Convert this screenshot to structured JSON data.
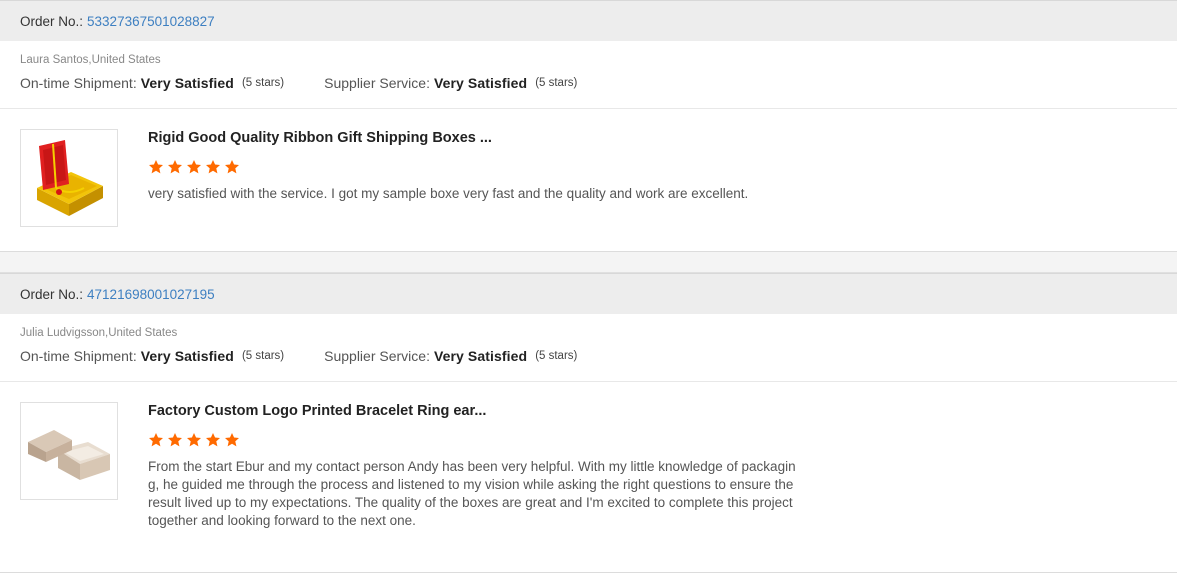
{
  "labels": {
    "order_no": "Order No.:",
    "shipment": "On-time Shipment:",
    "supplier": "Supplier Service:"
  },
  "reviews": [
    {
      "order_no": "53327367501028827",
      "buyer": "Laura Santos,United States",
      "shipment_value": "Very Satisfied",
      "shipment_stars": "(5 stars)",
      "supplier_value": "Very Satisfied",
      "supplier_stars": "(5 stars)",
      "product_title": "Rigid Good Quality Ribbon Gift Shipping Boxes ...",
      "rating": 5,
      "text": "very satisfied with the service. I got my sample boxe very fast and the quality and work are excellent.",
      "image_icon": "red-gift-box-image"
    },
    {
      "order_no": "47121698001027195",
      "buyer": "Julia Ludvigsson,United States",
      "shipment_value": "Very Satisfied",
      "shipment_stars": "(5 stars)",
      "supplier_value": "Very Satisfied",
      "supplier_stars": "(5 stars)",
      "product_title": "Factory Custom Logo Printed Bracelet Ring ear...",
      "rating": 5,
      "text": "From the start Ebur and my contact person Andy has been very helpful. With my little knowledge of packaging, he guided me through the process and listened to my vision while asking the right questions to ensure the result lived up to my expectations. The quality of the boxes are great and I'm excited to complete this project together and looking forward to the next one.",
      "image_icon": "kraft-box-image"
    }
  ],
  "colors": {
    "star": "#ff6a00",
    "link": "#3d7fc1",
    "header_bg": "#ededed"
  }
}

[REQUIREMENTS] Output the lines above in full and exactly as given, omitting any pictures.

[EXERCISE RESULT]
Convert this screenshot to structured JSON data.
{
  "labels": {
    "order_no": "Order No.:",
    "shipment": "On-time Shipment:",
    "supplier": "Supplier Service:"
  },
  "reviews": [
    {
      "order_no": "53327367501028827",
      "buyer": "Laura Santos,United States",
      "shipment_value": "Very Satisfied",
      "shipment_stars": "(5 stars)",
      "supplier_value": "Very Satisfied",
      "supplier_stars": "(5 stars)",
      "product_title": "Rigid Good Quality Ribbon Gift Shipping Boxes ...",
      "rating": 5,
      "text": "very satisfied with the service. I got my sample boxe very fast and the quality and work are excellent.",
      "image_icon": "red-gift-box-image"
    },
    {
      "order_no": "47121698001027195",
      "buyer": "Julia Ludvigsson,United States",
      "shipment_value": "Very Satisfied",
      "shipment_stars": "(5 stars)",
      "supplier_value": "Very Satisfied",
      "supplier_stars": "(5 stars)",
      "product_title": "Factory Custom Logo Printed Bracelet Ring ear...",
      "rating": 5,
      "text": "From the start Ebur and my contact person Andy has been very helpful. With my little knowledge of packaging, he guided me through the process and listened to my vision while asking the right questions to ensure the result lived up to my expectations. The quality of the boxes are great and I'm excited to complete this project together and looking forward to the next one.",
      "image_icon": "kraft-box-image"
    }
  ],
  "colors": {
    "star": "#ff6a00",
    "link": "#3d7fc1",
    "header_bg": "#ededed"
  }
}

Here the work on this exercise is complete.